#### Required work:
Everything in the data should be repeated exactly, save for the images.
#####
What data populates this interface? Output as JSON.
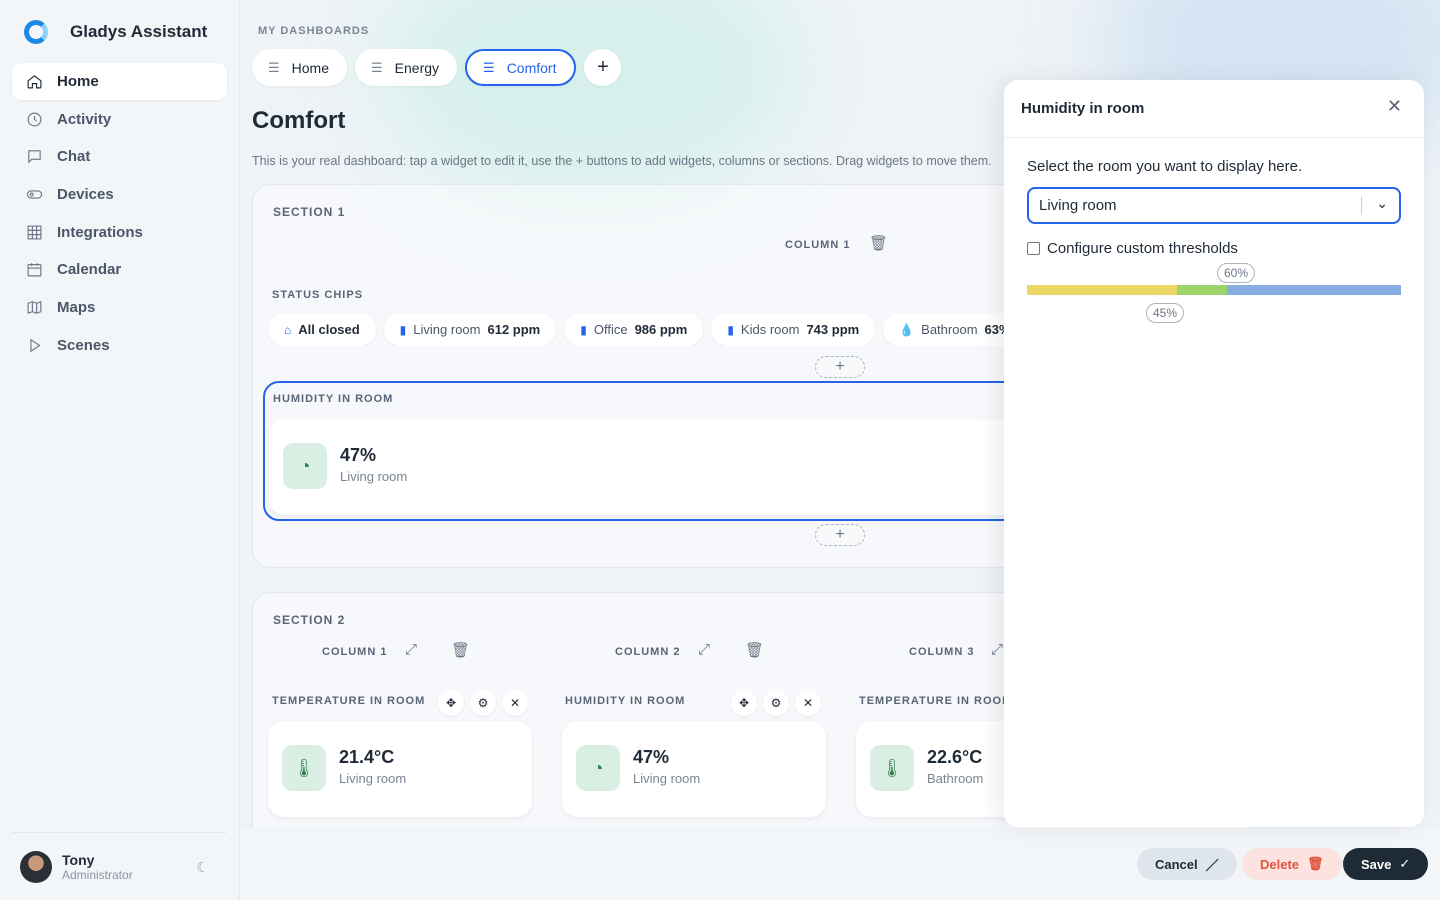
{
  "app": {
    "name": "Gladys Assistant"
  },
  "nav": [
    {
      "label": "Home",
      "icon": "home-icon",
      "active": true
    },
    {
      "label": "Activity",
      "icon": "clock-icon"
    },
    {
      "label": "Chat",
      "icon": "chat-icon"
    },
    {
      "label": "Devices",
      "icon": "toggle-icon"
    },
    {
      "label": "Integrations",
      "icon": "grid-icon"
    },
    {
      "label": "Calendar",
      "icon": "calendar-icon"
    },
    {
      "label": "Maps",
      "icon": "map-icon"
    },
    {
      "label": "Scenes",
      "icon": "play-icon"
    }
  ],
  "user": {
    "name": "Tony",
    "role": "Administrator"
  },
  "dashboards": {
    "label": "MY DASHBOARDS",
    "tabs": [
      {
        "label": "Home"
      },
      {
        "label": "Energy"
      },
      {
        "label": "Comfort",
        "active": true
      }
    ],
    "add_label": "+"
  },
  "page": {
    "title": "Comfort",
    "description": "This is your real dashboard: tap a widget to edit it, use the + buttons to add widgets, columns or sections. Drag widgets to move them."
  },
  "section1": {
    "title": "SECTION 1",
    "column": "COLUMN 1",
    "status_chips": {
      "title": "STATUS CHIPS",
      "chips": [
        {
          "label": "",
          "value": "All closed",
          "icon": "home-icon"
        },
        {
          "label": "Living room",
          "value": "612 ppm",
          "icon": "bar-chart-icon"
        },
        {
          "label": "Office",
          "value": "986 ppm",
          "icon": "bar-chart-icon"
        },
        {
          "label": "Kids room",
          "value": "743 ppm",
          "icon": "bar-chart-icon"
        },
        {
          "label": "Bathroom",
          "value": "63%",
          "icon": "drop-icon"
        }
      ]
    },
    "humidity_widget": {
      "title": "HUMIDITY IN ROOM",
      "value": "47%",
      "room": "Living room"
    }
  },
  "section2": {
    "title": "SECTION 2",
    "columns": [
      {
        "title": "COLUMN 1",
        "widget_title": "TEMPERATURE IN ROOM",
        "value": "21.4°C",
        "room": "Living room",
        "icon": "thermometer-icon"
      },
      {
        "title": "COLUMN 2",
        "widget_title": "HUMIDITY IN ROOM",
        "value": "47%",
        "room": "Living room",
        "icon": "drop-icon"
      },
      {
        "title": "COLUMN 3",
        "widget_title": "TEMPERATURE IN ROOM",
        "value": "22.6°C",
        "room": "Bathroom",
        "icon": "thermometer-icon"
      }
    ]
  },
  "actions": {
    "cancel": "Cancel",
    "delete": "Delete",
    "save": "Save"
  },
  "panel": {
    "title": "Humidity in room",
    "prompt": "Select the room you want to display here.",
    "selected_room": "Living room",
    "custom_thresholds_label": "Configure custom thresholds",
    "custom_thresholds_checked": false,
    "threshold_high": "60%",
    "threshold_low": "45%",
    "colors": {
      "low": "#ebd766",
      "mid": "#9ed36a",
      "high": "#86aee0"
    }
  },
  "colors": {
    "accent": "#2563eb",
    "danger": "#e0533f",
    "dark": "#1f2a37"
  }
}
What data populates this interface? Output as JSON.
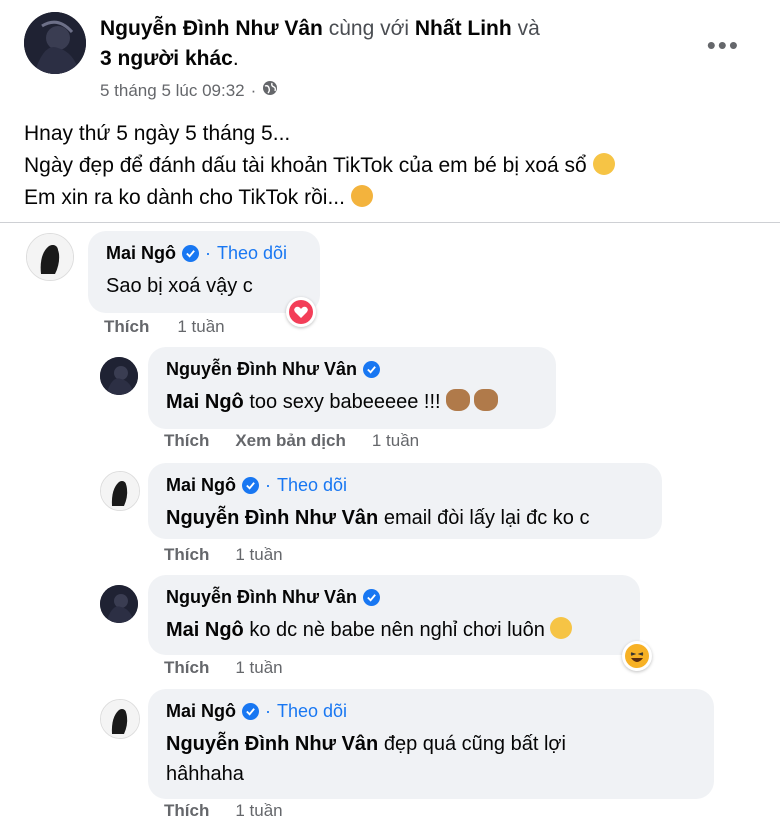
#####
#### Result of this task:
What data populates this interface? Output as JSON.
{
  "app": {
    "name": "Gladys Assistant"
  },
  "nav": [
    {
      "label": "Home",
      "icon": "home-icon",
      "active": true
    },
    {
      "label": "Activity",
      "icon": "clock-icon"
    },
    {
      "label": "Chat",
      "icon": "chat-icon"
    },
    {
      "label": "Devices",
      "icon": "toggle-icon"
    },
    {
      "label": "Integrations",
      "icon": "grid-icon"
    },
    {
      "label": "Calendar",
      "icon": "calendar-icon"
    },
    {
      "label": "Maps",
      "icon": "map-icon"
    },
    {
      "label": "Scenes",
      "icon": "play-icon"
    }
  ],
  "user": {
    "name": "Tony",
    "role": "Administrator"
  },
  "dashboards": {
    "label": "MY DASHBOARDS",
    "tabs": [
      {
        "label": "Home"
      },
      {
        "label": "Energy"
      },
      {
        "label": "Comfort",
        "active": true
      }
    ],
    "add_label": "+"
  },
  "page": {
    "title": "Comfort",
    "description": "This is your real dashboard: tap a widget to edit it, use the + buttons to add widgets, columns or sections. Drag widgets to move them."
  },
  "section1": {
    "title": "SECTION 1",
    "column": "COLUMN 1",
    "status_chips": {
      "title": "STATUS CHIPS",
      "chips": [
        {
          "label": "",
          "value": "All closed",
          "icon": "home-icon"
        },
        {
          "label": "Living room",
          "value": "612 ppm",
          "icon": "bar-chart-icon"
        },
        {
          "label": "Office",
          "value": "986 ppm",
          "icon": "bar-chart-icon"
        },
        {
          "label": "Kids room",
          "value": "743 ppm",
          "icon": "bar-chart-icon"
        },
        {
          "label": "Bathroom",
          "value": "63%",
          "icon": "drop-icon"
        }
      ]
    },
    "humidity_widget": {
      "title": "HUMIDITY IN ROOM",
      "value": "47%",
      "room": "Living room"
    }
  },
  "section2": {
    "title": "SECTION 2",
    "columns": [
      {
        "title": "COLUMN 1",
        "widget_title": "TEMPERATURE IN ROOM",
        "value": "21.4°C",
        "room": "Living room",
        "icon": "thermometer-icon"
      },
      {
        "title": "COLUMN 2",
        "widget_title": "HUMIDITY IN ROOM",
        "value": "47%",
        "room": "Living room",
        "icon": "drop-icon"
      },
      {
        "title": "COLUMN 3",
        "widget_title": "TEMPERATURE IN ROOM",
        "value": "22.6°C",
        "room": "Bathroom",
        "icon": "thermometer-icon"
      }
    ]
  },
  "actions": {
    "cancel": "Cancel",
    "delete": "Delete",
    "save": "Save"
  },
  "panel": {
    "title": "Humidity in room",
    "prompt": "Select the room you want to display here.",
    "selected_room": "Living room",
    "custom_thresholds_label": "Configure custom thresholds",
    "custom_thresholds_checked": false,
    "threshold_high": "60%",
    "threshold_low": "45%",
    "colors": {
      "low": "#ebd766",
      "mid": "#9ed36a",
      "high": "#86aee0"
    }
  },
  "colors": {
    "accent": "#2563eb",
    "danger": "#e0533f",
    "dark": "#1f2a37"
  }
}
What data populates this interface? Output as JSON.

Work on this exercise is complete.